----- SELECTED PASSAGE -----
The problem is with how TestDFSIO determines the "fs" instance:

FileSystem fs = FileSystem.get(config);

This basically forces the fs to be fs.defaultFS. Shouldn't TestDFSIO be
capable of handling a non-default URI set via:
 -Dtest.build.data=ofs://test/user/$USER/TestDFSIO

I think TestDFSIO should use:

FileSystem get(URI uri, Configuration conf)

with *uri* being the test.build.data property, if specified, or a sensible
default based on the defaultFS scheme and authority as well as the rest of
the desired URI.

This means test.build.dir should always be treated as a *URI* rather than a
*String* so that the default value returned by the method getBaseDir, in
class TestDFSIO, can be based off of the defaultFS. Currently, this isn't
the case:

private static String getBaseDir(Configuration conf) {
    return conf.get("test.build.data","/benchmarks/TestDFSIO");
}

Thoughts?

Thanks,
Jeff


On Thu, Oct 2, 2014 at 4:02 PM, Jay Vyas <ja...@gmail.com>
wrote:

> Hi jeff.  Wrong fs means that your configuration doesn't know how to bind
> ofs to the OrangeFS file system class.
>
> You can debug the configuration using fs.dumpConfiguration(....), and you
> will likely see references to hdfs in there.
>
> By the way, have you tried our bigtop hcfs tests yet? We now support over
> 100 Hadoop file system compatibility tests...
----- DATA BLOCK -----
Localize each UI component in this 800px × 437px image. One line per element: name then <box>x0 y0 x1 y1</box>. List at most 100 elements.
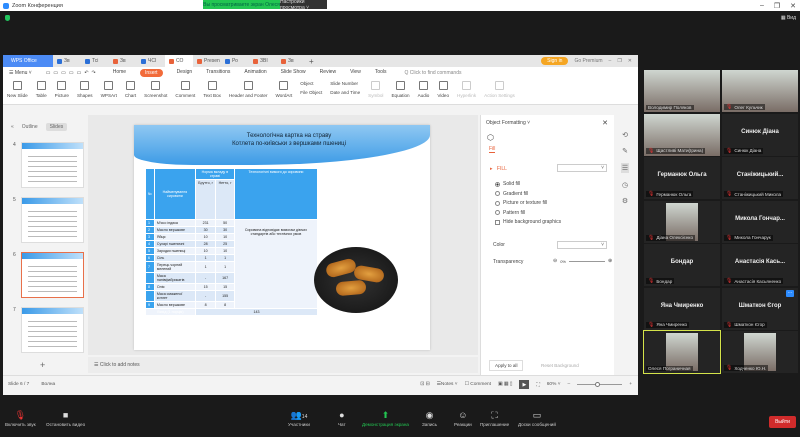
-----
### [TO BE DONE]
[1] Reproduce a passage from the TestDFSIO thread word for word, beginning at the words that contain "I think TestDFSIO" and stopping after "the desired URI.".
[2] Extend the TestDFSIO thread beyond its final line.
The data has no role here.

### [ANSWERS TO THE EXERCISE]
[1]
I think TestDFSIO should use:

FileSystem get(URI uri, Configuration conf)

with *uri* being the test.build.data property, if specified, or a sensible
default based on the defaultFS scheme and authority as well as the rest of
the desired URI.

[2]
>
> You can see a good sample of what parameters should be set for a hcfs
> implementation here:
> https://github.com/gluster/glusterfs-hadoop/blob/master/conf/core-site.xml
>
> On Oct 2, 2014, at 12:42 PM, Jeffrey Denton <de...@clemson.edu> wrote:
>
> Hello all,
>
> I'm trying to run TestDFSIO using a different file system other than the
> configured defaultFS and it doesn't work for me:
>
> $ hadoop org.apache.hadoop.fs.TestDFSIO
> -Dtest.build.data=ofs://test/user/$USER/TestDFSIO -write -nrFiles 1
> -fileSize 10240
>
> 14/10/02 11:24:19 INFO fs.TestDFSIO: TestDFSIO.1.7
>
> 14/10/02 11:24:19 INFO fs.TestDFSIO: nrFiles = 1
>
> 14/10/02 11:24:19 INFO fs.TestDFSIO: nrBytes (MB) = 10240.0
>
> 14/10/02 11:24:19 INFO fs.TestDFSIO: bufferSize = 1000000
>
> 14/10/02 11:24:19 INFO fs.TestDFSIO: baseDir =
> ofs://test/user/denton/TestDFSIO
>
> 14/10/02 11:24:19 WARN util.NativeCodeLoader: Unable to load native-hadoop
> library for your platform... using builtin-java classes where applicable
>
> 14/10/02 11:24:20 WARN hdfs.BlockReaderLocal: The short-circuit local
> reads feature cannot be used because libhadoop cannot be loaded.
>
> 14/10/02 11:24:20 INFO fs.TestDFSIO: creating control file: 10737418240
> bytes, 1 files
>
> *java.lang.IllegalArgumentException: Wrong FS:
> ofs://test/user/denton/TestDFSIO/io_control, expected: hdfs://dsci*
>
> at org.apache.hadoop.fs.FileSystem.checkPath(FileSystem.java:643)
>
> at
> org.apache.hadoop.hdfs.DistributedFileSystem.getPathName(DistributedFileSystem.java:191)
>
> at
> org.apache.hadoop.hdfs.DistributedFileSystem.access$000(DistributedFileSystem.java:102)
>
> at
> org.apache.hadoop.hdfs.DistributedFileSystem$11.doCall(DistributedFileSystem.java:595)
>
> at
> org.apache.hadoop.hdfs.DistributedFileSystem$11.doCall(DistributedFileSystem.java:591)
>
> at
> org.apache.hadoop.fs.FileSystemLinkResolver.resolve(FileSystemLinkResolver.java:81)
>
> at
> org.apache.hadoop.hdfs.DistributedFileSystem.delete(DistributedFileSystem.java:591)
>
> at org.apache.hadoop.fs.TestDFSIO.createControlFile(TestDFSIO.java:290)
>
> at org.apache.hadoop.fs.TestDFSIO.run(TestDFSIO.java:751)
>
> at org.apache.hadoop.util.ToolRunner.run(ToolRunner.java:70)
>
> at org.apache.hadoop.util.ToolRunner.run(ToolRunner.java:84)
> at org.apache.hadoop.fs.TestDFSIO.main(TestDFSIO.java:650)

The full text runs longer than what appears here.